**STATED TASK**
Return every record verbatim.

[BEGIN SUPPLIED INFORMATION]

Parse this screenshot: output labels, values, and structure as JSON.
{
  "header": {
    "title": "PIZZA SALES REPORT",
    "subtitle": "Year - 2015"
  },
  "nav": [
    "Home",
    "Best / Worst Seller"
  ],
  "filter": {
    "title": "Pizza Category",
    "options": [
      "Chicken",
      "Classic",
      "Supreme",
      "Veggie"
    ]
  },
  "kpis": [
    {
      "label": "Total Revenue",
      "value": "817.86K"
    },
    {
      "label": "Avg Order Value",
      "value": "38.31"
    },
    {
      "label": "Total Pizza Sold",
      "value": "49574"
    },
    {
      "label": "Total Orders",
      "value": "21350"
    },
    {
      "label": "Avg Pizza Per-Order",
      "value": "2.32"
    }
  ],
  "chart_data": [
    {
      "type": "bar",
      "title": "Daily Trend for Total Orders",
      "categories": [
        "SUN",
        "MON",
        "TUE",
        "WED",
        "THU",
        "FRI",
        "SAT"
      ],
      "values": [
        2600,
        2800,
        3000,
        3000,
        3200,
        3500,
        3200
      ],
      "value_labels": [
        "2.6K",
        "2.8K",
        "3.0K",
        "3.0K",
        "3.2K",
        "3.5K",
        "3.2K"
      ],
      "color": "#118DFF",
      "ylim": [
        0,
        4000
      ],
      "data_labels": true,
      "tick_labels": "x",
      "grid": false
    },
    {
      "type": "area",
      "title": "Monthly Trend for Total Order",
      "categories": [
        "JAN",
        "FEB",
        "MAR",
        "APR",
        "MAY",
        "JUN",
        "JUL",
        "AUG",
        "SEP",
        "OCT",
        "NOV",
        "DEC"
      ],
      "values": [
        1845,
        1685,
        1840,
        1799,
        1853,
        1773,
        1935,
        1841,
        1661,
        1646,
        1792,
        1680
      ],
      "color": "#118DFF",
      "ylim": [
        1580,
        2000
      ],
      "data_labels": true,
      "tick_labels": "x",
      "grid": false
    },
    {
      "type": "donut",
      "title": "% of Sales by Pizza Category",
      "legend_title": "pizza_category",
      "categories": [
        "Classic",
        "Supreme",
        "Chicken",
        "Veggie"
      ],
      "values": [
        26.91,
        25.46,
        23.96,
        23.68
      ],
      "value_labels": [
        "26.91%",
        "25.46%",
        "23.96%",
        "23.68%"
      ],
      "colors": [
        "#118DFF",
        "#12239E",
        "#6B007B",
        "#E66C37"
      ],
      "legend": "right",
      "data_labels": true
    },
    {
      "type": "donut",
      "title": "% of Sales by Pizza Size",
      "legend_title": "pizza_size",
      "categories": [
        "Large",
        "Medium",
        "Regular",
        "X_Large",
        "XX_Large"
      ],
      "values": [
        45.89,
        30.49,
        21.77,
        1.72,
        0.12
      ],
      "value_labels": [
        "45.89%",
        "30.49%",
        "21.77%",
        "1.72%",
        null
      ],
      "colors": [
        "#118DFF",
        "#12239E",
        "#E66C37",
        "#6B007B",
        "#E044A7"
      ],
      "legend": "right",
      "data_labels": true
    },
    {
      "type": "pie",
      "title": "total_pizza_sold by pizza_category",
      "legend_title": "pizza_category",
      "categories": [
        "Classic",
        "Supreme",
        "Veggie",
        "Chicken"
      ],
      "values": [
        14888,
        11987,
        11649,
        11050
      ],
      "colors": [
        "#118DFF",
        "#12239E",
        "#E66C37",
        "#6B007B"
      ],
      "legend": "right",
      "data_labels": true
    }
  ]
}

[END SUPPLIED INFORMATION]

**ANSWER TO THIS TASK**
Parse this screenshot: output labels, values, and structure as JSON.
{
  "header": {
    "title": "PIZZA SALES REPORT",
    "subtitle": "Year - 2015"
  },
  "nav": [
    "Home",
    "Best / Worst Seller"
  ],
  "filter": {
    "title": "Pizza Category",
    "options": [
      "Chicken",
      "Classic",
      "Supreme",
      "Veggie"
    ]
  },
  "kpis": [
    {
      "label": "Total Revenue",
      "value": "817.86K"
    },
    {
      "label": "Avg Order Value",
      "value": "38.31"
    },
    {
      "label": "Total Pizza Sold",
      "value": "49574"
    },
    {
      "label": "Total Orders",
      "value": "21350"
    },
    {
      "label": "Avg Pizza Per-Order",
      "value": "2.32"
    }
  ],
  "chart_data": [
    {
      "type": "bar",
      "title": "Daily Trend for Total Orders",
      "categories": [
        "SUN",
        "MON",
        "TUE",
        "WED",
        "THU",
        "FRI",
        "SAT"
      ],
      "values": [
        2600,
        2800,
        3000,
        3000,
        3200,
        3500,
        3200
      ],
      "value_labels": [
        "2.6K",
        "2.8K",
        "3.0K",
        "3.0K",
        "3.2K",
        "3.5K",
        "3.2K"
      ],
      "color": "#118DFF",
      "ylim": [
        0,
        4000
      ],
      "data_labels": true,
      "tick_labels": "x",
      "grid": false
    },
    {
      "type": "area",
      "title": "Monthly Trend for Total Order",
      "categories": [
        "JAN",
        "FEB",
        "MAR",
        "APR",
        "MAY",
        "JUN",
        "JUL",
        "AUG",
        "SEP",
        "OCT",
        "NOV",
        "DEC"
      ],
      "values": [
        1845,
        1685,
        1840,
        1799,
        1853,
        1773,
        1935,
        1841,
        1661,
        1646,
        1792,
        1680
      ],
      "color": "#118DFF",
      "ylim": [
        1580,
        2000
      ],
      "data_labels": true,
      "tick_labels": "x",
      "grid": false
    },
    {
      "type": "donut",
      "title": "% of Sales by Pizza Category",
      "legend_title": "pizza_category",
      "categories": [
        "Classic",
        "Supreme",
        "Chicken",
        "Veggie"
      ],
      "values": [
        26.91,
        25.46,
        23.96,
        23.68
      ],
      "value_labels": [
        "26.91%",
        "25.46%",
        "23.96%",
        "23.68%"
      ],
      "colors": [
        "#118DFF",
        "#12239E",
        "#6B007B",
        "#E66C37"
      ],
      "legend": "right",
      "data_labels": true
    },
    {
      "type": "donut",
      "title": "% of Sales by Pizza Size",
      "legend_title": "pizza_size",
      "categories": [
        "Large",
        "Medium",
        "Regular",
        "X_Large",
        "XX_Large"
      ],
      "values": [
        45.89,
        30.49,
        21.77,
        1.72,
        0.12
      ],
      "value_labels": [
        "45.89%",
        "30.49%",
        "21.77%",
        "1.72%",
        null
      ],
      "colors": [
        "#118DFF",
        "#12239E",
        "#E66C37",
        "#6B007B",
        "#E044A7"
      ],
      "legend": "right",
      "data_labels": true
    },
    {
      "type": "pie",
      "title": "total_pizza_sold by pizza_category",
      "legend_title": "pizza_category",
      "categories": [
        "Classic",
        "Supreme",
        "Veggie",
        "Chicken"
      ],
      "values": [
        14888,
        11987,
        11649,
        11050
      ],
      "colors": [
        "#118DFF",
        "#12239E",
        "#E66C37",
        "#6B007B"
      ],
      "legend": "right",
      "data_labels": true
    }
  ]
}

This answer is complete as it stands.